Records that describe figures
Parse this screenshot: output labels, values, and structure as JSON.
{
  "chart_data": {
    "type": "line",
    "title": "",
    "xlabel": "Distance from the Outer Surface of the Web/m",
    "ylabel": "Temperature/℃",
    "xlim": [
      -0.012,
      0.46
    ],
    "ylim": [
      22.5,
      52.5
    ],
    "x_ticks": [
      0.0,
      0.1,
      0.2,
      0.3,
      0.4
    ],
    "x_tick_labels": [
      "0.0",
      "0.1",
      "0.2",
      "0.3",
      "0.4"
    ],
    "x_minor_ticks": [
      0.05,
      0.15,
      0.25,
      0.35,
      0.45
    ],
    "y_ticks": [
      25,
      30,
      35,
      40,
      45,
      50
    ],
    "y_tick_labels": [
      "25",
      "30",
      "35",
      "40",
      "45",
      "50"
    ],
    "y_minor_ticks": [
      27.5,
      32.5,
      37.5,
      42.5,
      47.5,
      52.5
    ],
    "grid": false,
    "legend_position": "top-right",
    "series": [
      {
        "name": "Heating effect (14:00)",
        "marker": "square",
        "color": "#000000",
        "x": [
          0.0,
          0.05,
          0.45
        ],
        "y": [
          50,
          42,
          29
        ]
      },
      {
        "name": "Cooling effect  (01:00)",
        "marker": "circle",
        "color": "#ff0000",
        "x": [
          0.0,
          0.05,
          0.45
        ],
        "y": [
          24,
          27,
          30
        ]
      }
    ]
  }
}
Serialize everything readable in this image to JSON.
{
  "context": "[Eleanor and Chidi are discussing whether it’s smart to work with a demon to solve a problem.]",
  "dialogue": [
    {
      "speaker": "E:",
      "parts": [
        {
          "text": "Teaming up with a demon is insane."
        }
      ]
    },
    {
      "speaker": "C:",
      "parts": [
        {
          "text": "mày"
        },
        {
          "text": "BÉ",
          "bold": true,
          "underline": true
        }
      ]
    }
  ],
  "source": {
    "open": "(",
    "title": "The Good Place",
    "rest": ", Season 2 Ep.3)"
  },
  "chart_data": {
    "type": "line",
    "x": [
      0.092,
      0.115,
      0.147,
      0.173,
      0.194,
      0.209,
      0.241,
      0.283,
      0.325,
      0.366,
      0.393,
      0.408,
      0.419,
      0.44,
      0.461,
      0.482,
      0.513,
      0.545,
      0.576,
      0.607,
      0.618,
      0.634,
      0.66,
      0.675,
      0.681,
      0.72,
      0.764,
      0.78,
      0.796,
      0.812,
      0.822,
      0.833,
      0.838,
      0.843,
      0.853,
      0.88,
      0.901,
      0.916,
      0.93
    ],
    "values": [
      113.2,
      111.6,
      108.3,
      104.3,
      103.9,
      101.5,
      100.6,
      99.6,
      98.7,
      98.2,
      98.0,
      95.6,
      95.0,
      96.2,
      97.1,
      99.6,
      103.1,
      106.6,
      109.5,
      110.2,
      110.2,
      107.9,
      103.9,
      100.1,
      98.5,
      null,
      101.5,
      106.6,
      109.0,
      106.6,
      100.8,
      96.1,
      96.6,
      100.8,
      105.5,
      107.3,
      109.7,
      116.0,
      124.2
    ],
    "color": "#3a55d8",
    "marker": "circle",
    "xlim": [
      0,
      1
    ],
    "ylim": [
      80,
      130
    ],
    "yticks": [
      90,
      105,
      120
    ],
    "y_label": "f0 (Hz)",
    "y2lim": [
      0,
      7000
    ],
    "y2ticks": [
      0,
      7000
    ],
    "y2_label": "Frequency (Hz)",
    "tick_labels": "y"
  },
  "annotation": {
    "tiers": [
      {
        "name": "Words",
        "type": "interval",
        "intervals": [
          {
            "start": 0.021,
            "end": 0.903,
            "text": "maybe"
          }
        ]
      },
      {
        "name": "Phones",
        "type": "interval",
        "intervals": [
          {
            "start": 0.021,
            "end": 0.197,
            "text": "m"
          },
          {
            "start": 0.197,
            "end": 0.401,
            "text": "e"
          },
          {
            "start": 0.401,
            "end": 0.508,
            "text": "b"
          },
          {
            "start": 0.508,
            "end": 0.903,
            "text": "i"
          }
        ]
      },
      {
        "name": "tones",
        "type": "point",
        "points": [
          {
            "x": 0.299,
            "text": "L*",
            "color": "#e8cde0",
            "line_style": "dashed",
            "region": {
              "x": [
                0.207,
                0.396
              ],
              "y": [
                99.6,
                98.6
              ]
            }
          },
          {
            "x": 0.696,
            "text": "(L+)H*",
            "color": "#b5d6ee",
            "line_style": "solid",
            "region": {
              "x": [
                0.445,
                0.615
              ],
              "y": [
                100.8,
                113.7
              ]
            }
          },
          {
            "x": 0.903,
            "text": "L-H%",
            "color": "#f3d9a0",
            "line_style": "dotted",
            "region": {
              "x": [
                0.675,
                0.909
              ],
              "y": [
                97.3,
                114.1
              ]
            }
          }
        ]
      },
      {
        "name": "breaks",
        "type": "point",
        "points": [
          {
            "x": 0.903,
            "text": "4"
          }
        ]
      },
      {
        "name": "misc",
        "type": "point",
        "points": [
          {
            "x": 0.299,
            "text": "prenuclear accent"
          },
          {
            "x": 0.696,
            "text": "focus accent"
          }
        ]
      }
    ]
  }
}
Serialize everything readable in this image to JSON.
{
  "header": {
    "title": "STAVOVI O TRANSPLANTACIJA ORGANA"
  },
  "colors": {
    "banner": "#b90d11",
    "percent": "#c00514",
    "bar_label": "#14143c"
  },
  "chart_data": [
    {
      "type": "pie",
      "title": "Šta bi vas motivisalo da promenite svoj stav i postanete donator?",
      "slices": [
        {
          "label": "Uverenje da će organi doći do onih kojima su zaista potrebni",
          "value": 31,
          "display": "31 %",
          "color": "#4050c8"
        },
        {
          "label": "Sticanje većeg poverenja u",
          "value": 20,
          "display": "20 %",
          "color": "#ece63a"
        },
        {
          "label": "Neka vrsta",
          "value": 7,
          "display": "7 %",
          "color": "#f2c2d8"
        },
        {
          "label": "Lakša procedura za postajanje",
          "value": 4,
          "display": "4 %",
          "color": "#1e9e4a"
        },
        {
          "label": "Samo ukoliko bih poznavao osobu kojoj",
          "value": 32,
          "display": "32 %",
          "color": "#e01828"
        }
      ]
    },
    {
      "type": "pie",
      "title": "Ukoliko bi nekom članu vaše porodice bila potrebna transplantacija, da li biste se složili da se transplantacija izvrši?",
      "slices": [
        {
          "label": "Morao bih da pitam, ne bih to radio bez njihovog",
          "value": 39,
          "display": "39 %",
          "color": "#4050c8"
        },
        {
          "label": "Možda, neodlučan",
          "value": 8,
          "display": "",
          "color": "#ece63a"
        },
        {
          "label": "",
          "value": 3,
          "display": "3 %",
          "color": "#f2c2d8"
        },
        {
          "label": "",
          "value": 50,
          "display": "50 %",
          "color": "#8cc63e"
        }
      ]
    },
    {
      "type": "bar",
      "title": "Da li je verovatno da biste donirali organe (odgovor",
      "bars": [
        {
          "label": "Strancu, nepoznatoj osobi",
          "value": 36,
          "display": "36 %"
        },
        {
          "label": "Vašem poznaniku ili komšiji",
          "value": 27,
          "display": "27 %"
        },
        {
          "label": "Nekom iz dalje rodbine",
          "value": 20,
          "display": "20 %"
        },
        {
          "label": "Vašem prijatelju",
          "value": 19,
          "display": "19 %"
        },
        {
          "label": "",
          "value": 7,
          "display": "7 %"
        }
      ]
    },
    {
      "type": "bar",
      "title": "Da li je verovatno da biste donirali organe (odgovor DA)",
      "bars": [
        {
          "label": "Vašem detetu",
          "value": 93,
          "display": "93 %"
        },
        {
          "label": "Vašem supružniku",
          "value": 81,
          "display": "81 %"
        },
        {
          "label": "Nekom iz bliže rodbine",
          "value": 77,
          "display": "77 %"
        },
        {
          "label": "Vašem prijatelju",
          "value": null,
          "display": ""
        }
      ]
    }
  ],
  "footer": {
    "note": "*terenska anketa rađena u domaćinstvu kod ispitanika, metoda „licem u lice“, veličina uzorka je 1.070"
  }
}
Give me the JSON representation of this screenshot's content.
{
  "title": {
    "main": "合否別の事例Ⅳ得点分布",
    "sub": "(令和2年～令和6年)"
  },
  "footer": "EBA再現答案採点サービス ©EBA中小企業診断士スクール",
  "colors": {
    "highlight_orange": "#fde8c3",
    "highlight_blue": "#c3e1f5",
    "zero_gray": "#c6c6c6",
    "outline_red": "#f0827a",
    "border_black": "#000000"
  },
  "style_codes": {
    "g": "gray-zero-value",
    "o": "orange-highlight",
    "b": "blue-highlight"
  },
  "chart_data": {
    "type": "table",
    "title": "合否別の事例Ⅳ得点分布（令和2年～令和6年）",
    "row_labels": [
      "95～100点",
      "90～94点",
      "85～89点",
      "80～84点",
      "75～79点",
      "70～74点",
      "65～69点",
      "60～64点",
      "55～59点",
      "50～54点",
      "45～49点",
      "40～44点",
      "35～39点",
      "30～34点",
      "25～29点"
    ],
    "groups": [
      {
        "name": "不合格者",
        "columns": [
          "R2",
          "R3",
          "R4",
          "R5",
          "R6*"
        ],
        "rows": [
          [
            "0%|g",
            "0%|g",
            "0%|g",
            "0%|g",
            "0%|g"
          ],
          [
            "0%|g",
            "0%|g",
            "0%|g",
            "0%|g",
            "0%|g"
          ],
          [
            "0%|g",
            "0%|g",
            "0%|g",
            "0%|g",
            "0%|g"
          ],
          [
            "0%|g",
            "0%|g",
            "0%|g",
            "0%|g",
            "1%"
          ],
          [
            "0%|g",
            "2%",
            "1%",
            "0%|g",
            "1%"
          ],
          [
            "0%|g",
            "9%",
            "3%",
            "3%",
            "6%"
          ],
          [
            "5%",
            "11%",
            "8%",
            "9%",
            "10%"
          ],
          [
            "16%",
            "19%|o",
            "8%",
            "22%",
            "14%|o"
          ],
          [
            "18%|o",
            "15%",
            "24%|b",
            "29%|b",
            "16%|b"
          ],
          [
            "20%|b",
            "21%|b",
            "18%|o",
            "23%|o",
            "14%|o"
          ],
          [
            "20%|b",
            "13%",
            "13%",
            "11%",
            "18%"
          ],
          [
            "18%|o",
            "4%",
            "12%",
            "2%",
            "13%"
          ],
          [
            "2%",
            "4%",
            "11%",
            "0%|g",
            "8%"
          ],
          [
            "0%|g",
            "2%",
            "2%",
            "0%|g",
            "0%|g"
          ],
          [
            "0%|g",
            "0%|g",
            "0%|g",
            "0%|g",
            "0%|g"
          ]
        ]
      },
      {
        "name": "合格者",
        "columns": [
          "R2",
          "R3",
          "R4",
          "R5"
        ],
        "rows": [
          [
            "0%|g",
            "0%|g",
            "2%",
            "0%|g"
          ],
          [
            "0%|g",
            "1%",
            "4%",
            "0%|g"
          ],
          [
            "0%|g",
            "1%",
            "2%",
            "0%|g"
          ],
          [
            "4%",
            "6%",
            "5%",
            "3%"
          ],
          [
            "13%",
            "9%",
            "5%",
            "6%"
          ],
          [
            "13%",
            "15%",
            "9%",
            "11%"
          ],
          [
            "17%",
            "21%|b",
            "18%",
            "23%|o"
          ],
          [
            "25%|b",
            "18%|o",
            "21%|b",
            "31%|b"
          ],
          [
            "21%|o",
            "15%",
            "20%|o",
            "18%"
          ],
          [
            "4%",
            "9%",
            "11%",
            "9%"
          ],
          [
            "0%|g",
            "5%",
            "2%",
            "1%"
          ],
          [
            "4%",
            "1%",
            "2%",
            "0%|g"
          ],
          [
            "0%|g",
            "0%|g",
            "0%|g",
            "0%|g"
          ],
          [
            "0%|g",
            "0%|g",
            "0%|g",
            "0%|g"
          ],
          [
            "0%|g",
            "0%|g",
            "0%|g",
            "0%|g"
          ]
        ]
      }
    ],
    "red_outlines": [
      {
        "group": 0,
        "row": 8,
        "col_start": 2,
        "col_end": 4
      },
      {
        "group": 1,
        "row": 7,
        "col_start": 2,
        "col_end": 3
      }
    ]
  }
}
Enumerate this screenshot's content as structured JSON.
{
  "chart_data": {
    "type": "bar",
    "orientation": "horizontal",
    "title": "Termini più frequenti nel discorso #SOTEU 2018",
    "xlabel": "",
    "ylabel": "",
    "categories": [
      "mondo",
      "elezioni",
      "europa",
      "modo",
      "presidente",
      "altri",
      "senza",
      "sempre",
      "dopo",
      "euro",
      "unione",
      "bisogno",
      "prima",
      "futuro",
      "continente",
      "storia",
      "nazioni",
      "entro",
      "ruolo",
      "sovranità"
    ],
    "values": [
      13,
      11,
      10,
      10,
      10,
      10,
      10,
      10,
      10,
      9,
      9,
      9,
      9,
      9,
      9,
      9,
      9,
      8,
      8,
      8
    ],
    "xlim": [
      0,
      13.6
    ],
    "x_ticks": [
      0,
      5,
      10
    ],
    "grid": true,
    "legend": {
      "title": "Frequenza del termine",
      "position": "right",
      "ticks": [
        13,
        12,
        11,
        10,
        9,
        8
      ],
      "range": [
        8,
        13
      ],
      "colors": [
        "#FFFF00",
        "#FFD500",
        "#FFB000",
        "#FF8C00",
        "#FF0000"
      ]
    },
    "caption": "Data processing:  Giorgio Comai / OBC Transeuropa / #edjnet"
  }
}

▶ **Aim of the task**:
Each line in the entries above that includes the string "accent" should be extracted.

▶ **Task response**:
            "text": "prenuclear accent"
            "text": "focus accent"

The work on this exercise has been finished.